## BEGIN

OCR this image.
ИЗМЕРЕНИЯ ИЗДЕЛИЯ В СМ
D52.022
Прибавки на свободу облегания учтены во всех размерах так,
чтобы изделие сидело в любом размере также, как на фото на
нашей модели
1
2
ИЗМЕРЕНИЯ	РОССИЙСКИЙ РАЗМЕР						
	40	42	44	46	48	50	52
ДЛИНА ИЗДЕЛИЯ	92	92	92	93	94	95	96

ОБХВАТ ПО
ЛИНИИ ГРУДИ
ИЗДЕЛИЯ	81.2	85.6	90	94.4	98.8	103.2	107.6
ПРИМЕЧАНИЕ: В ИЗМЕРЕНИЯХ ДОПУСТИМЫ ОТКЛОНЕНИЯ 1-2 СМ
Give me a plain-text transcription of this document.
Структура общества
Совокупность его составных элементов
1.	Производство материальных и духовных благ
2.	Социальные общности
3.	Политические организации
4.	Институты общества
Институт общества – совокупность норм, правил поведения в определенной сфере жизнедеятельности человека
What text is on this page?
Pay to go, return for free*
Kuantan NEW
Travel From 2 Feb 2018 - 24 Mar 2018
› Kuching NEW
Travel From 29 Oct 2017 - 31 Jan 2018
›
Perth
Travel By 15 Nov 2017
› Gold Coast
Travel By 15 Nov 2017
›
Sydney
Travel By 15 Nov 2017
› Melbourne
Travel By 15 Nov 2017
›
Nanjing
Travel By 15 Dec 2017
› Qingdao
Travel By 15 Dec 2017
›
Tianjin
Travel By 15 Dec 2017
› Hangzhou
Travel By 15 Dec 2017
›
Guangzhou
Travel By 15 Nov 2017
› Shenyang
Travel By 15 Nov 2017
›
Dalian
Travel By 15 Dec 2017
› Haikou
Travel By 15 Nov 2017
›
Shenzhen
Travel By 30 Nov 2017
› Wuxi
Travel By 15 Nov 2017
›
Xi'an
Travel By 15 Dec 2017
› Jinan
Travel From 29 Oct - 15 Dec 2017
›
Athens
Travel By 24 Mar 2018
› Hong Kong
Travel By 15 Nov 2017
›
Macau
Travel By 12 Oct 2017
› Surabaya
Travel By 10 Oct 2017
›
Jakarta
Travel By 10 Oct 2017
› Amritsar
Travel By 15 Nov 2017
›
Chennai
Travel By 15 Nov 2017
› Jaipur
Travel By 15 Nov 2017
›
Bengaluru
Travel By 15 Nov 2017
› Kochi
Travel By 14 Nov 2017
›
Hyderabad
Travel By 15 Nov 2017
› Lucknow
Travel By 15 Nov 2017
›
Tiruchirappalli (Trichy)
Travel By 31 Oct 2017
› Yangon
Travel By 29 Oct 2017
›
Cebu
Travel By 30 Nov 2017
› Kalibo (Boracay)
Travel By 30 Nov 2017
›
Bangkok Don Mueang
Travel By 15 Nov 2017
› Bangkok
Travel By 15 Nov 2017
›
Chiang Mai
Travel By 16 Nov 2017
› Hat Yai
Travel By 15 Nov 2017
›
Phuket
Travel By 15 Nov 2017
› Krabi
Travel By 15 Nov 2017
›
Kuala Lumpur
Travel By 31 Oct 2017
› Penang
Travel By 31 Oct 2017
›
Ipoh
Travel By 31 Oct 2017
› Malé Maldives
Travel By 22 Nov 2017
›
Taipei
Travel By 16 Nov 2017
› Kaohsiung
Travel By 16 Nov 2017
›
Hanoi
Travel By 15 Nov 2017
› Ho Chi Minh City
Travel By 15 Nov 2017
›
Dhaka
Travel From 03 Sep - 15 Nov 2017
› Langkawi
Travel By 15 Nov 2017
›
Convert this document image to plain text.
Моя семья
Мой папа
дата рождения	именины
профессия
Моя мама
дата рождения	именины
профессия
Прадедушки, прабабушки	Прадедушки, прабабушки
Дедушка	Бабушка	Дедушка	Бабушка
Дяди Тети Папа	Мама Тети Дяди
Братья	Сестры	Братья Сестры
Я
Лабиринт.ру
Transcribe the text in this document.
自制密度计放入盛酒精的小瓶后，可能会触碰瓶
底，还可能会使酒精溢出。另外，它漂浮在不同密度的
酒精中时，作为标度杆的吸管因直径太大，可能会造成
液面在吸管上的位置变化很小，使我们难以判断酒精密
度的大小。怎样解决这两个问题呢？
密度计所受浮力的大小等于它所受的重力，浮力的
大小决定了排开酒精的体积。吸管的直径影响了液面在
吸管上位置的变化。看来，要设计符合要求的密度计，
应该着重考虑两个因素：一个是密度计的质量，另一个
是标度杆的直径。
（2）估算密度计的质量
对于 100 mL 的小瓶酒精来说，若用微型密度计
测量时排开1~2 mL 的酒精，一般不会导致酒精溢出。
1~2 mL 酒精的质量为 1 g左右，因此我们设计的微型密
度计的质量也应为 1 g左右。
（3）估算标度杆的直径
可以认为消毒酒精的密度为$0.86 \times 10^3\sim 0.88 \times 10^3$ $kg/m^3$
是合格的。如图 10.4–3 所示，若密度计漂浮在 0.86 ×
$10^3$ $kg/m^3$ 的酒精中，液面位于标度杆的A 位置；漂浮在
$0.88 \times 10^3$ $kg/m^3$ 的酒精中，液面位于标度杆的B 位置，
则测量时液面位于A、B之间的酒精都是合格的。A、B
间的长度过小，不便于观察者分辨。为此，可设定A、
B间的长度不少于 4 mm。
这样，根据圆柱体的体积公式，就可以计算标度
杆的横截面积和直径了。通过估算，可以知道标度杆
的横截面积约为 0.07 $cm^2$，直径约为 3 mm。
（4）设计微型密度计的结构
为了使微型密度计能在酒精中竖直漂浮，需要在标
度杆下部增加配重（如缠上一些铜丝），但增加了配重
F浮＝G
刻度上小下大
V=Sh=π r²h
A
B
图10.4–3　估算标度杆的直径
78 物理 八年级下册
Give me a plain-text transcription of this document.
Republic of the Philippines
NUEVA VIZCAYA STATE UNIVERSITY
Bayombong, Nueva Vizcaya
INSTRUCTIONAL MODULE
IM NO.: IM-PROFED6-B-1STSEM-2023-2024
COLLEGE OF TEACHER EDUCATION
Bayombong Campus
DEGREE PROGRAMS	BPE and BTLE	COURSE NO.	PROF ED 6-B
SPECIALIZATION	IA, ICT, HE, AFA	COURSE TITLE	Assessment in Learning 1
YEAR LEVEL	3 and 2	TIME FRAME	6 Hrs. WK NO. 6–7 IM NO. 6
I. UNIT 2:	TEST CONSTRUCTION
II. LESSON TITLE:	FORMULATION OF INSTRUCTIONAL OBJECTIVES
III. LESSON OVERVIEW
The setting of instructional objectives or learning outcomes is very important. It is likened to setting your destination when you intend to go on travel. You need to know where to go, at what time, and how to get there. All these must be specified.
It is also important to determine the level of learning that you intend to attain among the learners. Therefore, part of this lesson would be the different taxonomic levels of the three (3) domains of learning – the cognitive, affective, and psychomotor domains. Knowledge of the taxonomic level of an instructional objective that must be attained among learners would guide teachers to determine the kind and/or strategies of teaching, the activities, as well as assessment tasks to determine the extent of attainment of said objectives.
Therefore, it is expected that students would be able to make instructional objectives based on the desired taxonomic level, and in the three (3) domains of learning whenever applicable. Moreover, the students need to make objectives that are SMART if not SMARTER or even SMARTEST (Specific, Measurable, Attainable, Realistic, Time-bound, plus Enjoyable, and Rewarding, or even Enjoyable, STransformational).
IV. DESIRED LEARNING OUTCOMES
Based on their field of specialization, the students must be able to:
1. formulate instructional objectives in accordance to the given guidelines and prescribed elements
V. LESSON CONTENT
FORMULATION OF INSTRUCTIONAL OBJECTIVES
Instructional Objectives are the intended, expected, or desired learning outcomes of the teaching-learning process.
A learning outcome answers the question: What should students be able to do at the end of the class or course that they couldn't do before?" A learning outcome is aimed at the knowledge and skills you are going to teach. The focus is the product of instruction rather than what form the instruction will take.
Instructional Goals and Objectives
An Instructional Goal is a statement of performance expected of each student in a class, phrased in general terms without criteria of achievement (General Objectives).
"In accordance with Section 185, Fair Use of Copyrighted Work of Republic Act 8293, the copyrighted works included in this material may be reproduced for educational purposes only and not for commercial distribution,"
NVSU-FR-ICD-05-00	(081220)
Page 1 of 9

## END

#### To do:
Look through the entries above for the word "的酒精中". Copy every line where it shows up.

#### Written response:
$10^3$ $kg/m^3$ 的酒精中，液面位于标度杆的A 位置；漂浮在
$0.88 \times 10^3$ $kg/m^3$ 的酒精中，液面位于标度杆的B 位置，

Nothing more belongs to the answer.